--- Start of Supplied passage ---

Buon Giorno Luca,
Since the time of the Goths, this 7th century variety of empanada has been reflecting the coastal and interior traditions of the NW Galicians in the Iberian Peninsula.
Empanadas were typically Pilgrims and Shepherds fare, the pastry protecting the fillings.
In 1611, Francisco Martínez Motiño in the Arte de Cocina, Pastelería, Vizochería y Conservería featured his version using sardines, which is still very popular today.
Here is the recipe ... Photo to be posted this weekend ...
EMPANADA GALLEGA - GALICIAN SAVOURY PASTRY ...
50 grams or 1 pound all purpose flour
1/2 cup olive oil ( 4 fl. oz. )
1/2 cup ( 125 ml. ) whole milk
salt to taste
filling 1 ...
3 fl. oz or 90 ml. olive oil
2 large onions ( I use Galician sweet ) peeled and chopped finely
3 leeks finely chopped
1 kilo fresh de-seeded, peeled and finely chopped fresh ripe red tomatoes
500 grams of Tuna packed in Olive Oil
1 egg: beaten for brushing the pastry dough
3 large red bell peppers finely chopped
2 large green bell or 4 Italian horn shaped peppers finely chopped
3 garlic cloves minced
black olives sliced and depitted
capers ( a few )
freshly black and green and rose peppercorns grinded
1 tblsp. basil finely chopped
1 tablsp. parsley finely chopped
1 tblsp. finely chopped thyme or dried 1 tsp.

--- End of Supplied passage ---

* [To do]
Answer these questions from the empanada recipe above.
1. In what year did Francisco Martínez Motiño feature his version using sardines?
2. How many leeks go into the filling?
3. What is the beaten egg used for?

--- Start of Information supplied ---

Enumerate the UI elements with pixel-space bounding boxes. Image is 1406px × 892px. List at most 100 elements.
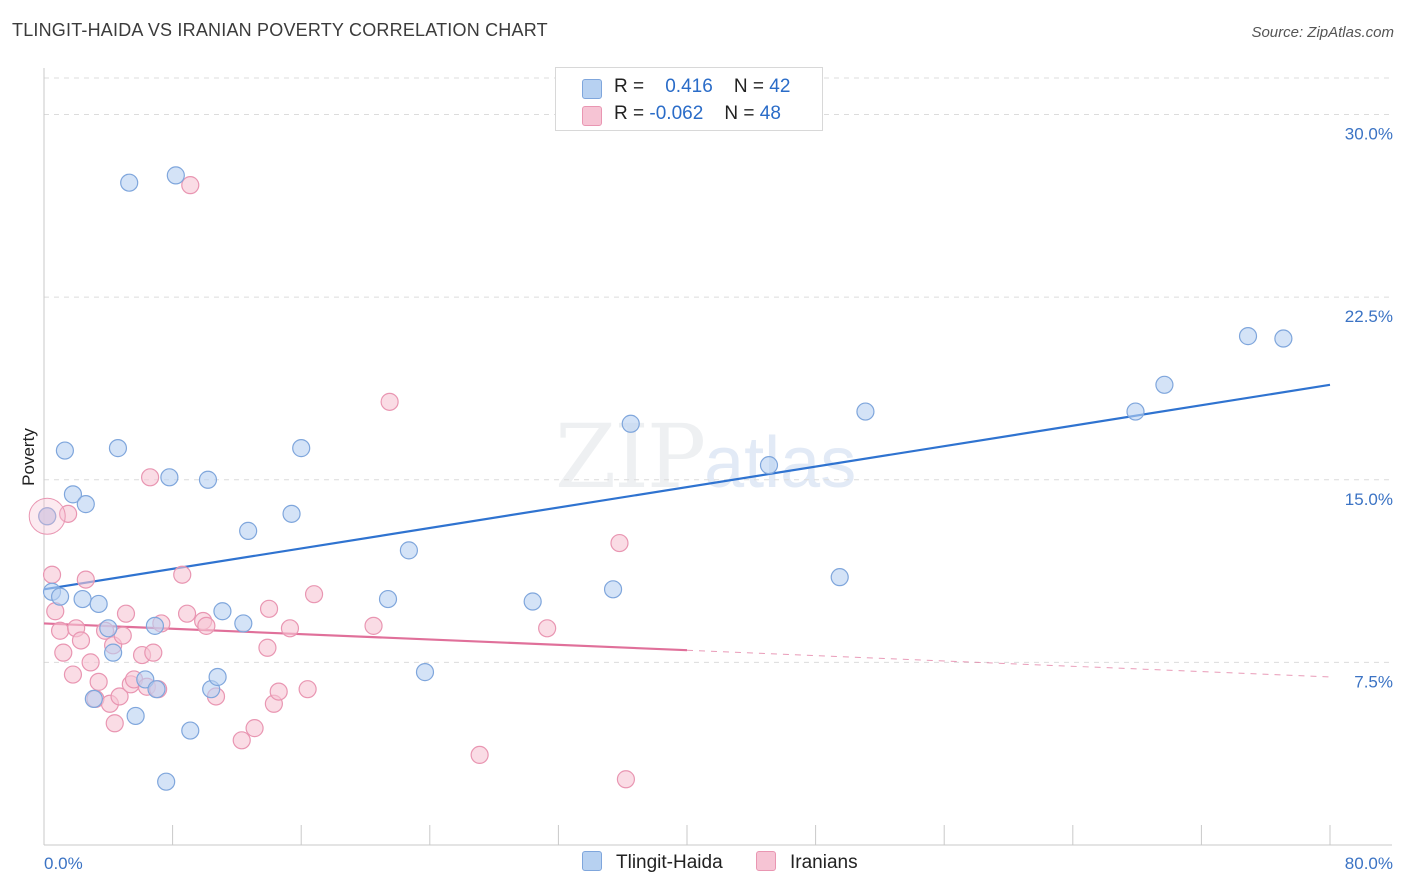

--- End of Information supplied ---

* [Completed task]
1. 1611
2. 3 leeks
3. Brushing the pastry dough